[Data records]
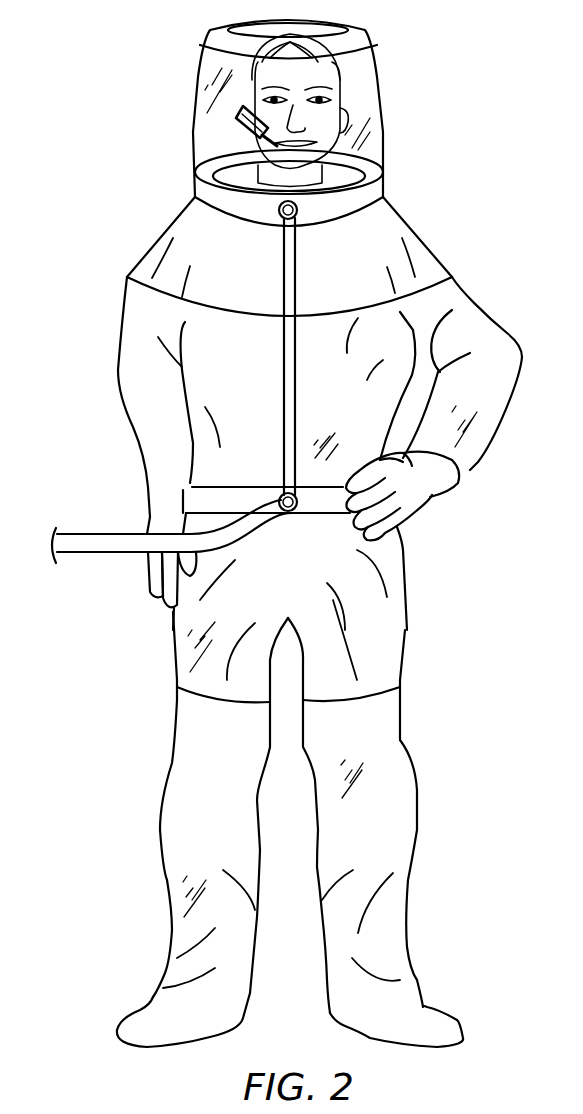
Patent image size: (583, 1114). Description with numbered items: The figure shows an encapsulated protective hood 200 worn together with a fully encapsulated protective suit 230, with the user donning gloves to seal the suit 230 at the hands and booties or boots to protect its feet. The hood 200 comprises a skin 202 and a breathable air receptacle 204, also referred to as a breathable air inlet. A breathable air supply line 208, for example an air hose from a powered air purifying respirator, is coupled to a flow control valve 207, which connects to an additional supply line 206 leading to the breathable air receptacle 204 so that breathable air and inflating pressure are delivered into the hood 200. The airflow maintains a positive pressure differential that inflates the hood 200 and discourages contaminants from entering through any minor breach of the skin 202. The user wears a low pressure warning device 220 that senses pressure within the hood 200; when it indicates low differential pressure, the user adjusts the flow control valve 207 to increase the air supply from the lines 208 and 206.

The encapsulated protective hood 200 is at (143, 63).
The skin 202 is at (373, 126).
The breathable air receptacle 204 is at (297, 212).
The additional supply line 206 is at (282, 280).
The flow control valve 207 is at (277, 496).
The breathable air supply line 208 is at (108, 556).
The low pressure warning device 220 is at (238, 116).
The protective suit 230 is at (486, 458).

- [Given instruction]: Reproduce all of the material above line for line, without the pictures.

- [Written answer]:
Patent image size: (583, 1114). Description with numbered items: The figure shows an encapsulated protective hood 200 worn together with a fully encapsulated protective suit 230, with the user donning gloves to seal the suit 230 at the hands and booties or boots to protect its feet. The hood 200 comprises a skin 202 and a breathable air receptacle 204, also referred to as a breathable air inlet. A breathable air supply line 208, for example an air hose from a powered air purifying respirator, is coupled to a flow control valve 207, which connects to an additional supply line 206 leading to the breathable air receptacle 204 so that breathable air and inflating pressure are delivered into the hood 200. The airflow maintains a positive pressure differential that inflates the hood 200 and discourages contaminants from entering through any minor breach of the skin 202. The user wears a low pressure warning device 220 that senses pressure within the hood 200; when it indicates low differential pressure, the user adjusts the flow control valve 207 to increase the air supply from the lines 208 and 206.

The encapsulated protective hood 200 is at (143, 63).
The skin 202 is at (373, 126).
The breathable air receptacle 204 is at (297, 212).
The additional supply line 206 is at (282, 280).
The flow control valve 207 is at (277, 496).
The breathable air supply line 208 is at (108, 556).
The low pressure warning device 220 is at (238, 116).
The protective suit 230 is at (486, 458).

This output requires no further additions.